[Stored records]

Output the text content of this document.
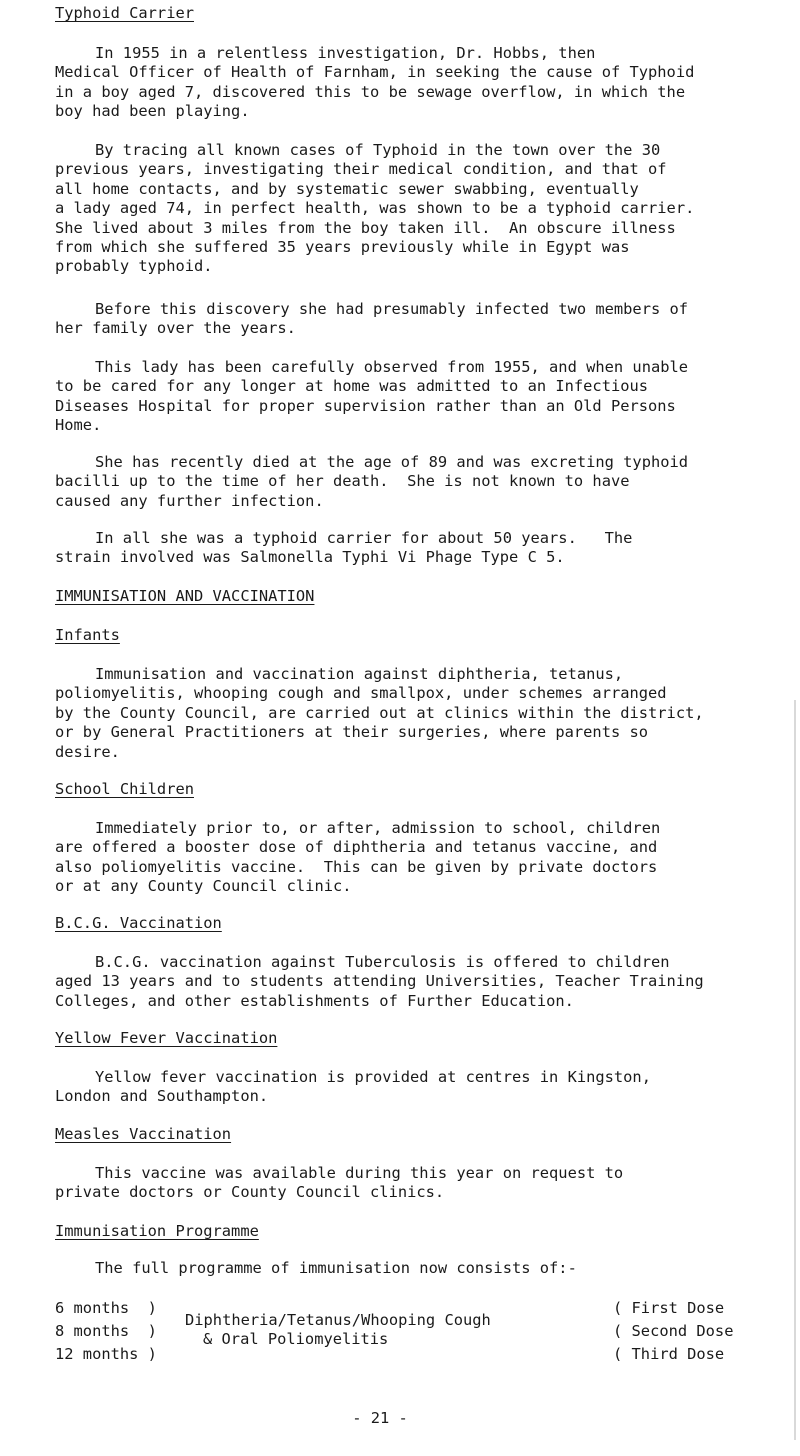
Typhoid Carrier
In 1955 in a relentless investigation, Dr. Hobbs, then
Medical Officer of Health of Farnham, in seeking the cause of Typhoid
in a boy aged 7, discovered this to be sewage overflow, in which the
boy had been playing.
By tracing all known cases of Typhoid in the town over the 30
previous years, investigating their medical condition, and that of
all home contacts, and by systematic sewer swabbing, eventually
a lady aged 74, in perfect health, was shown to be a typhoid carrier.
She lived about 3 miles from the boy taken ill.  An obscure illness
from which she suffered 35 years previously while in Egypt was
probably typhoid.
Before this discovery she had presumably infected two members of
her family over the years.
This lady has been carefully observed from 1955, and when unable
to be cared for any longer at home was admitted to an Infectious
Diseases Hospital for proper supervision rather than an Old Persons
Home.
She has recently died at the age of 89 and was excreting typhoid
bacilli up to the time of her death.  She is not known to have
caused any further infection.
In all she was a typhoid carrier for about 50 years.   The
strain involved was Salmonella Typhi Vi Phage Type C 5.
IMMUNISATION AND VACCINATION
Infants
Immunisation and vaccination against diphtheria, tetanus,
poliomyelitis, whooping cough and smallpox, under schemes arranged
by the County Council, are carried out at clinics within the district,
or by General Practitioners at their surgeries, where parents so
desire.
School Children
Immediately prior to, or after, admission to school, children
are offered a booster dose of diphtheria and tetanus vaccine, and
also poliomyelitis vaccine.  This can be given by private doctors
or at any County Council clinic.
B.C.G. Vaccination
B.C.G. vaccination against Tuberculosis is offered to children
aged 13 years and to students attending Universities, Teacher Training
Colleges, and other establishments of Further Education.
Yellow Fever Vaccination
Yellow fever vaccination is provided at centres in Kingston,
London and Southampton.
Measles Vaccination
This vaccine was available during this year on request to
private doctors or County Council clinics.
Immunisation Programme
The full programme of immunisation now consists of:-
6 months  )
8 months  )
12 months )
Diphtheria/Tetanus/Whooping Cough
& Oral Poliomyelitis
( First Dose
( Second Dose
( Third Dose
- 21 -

PROBLEM DESCRIPTION> List every line in the records above that contains the word "against".

REPLY>
Immunisation and vaccination against diphtheria, tetanus,
B.C.G. vaccination against Tuberculosis is offered to children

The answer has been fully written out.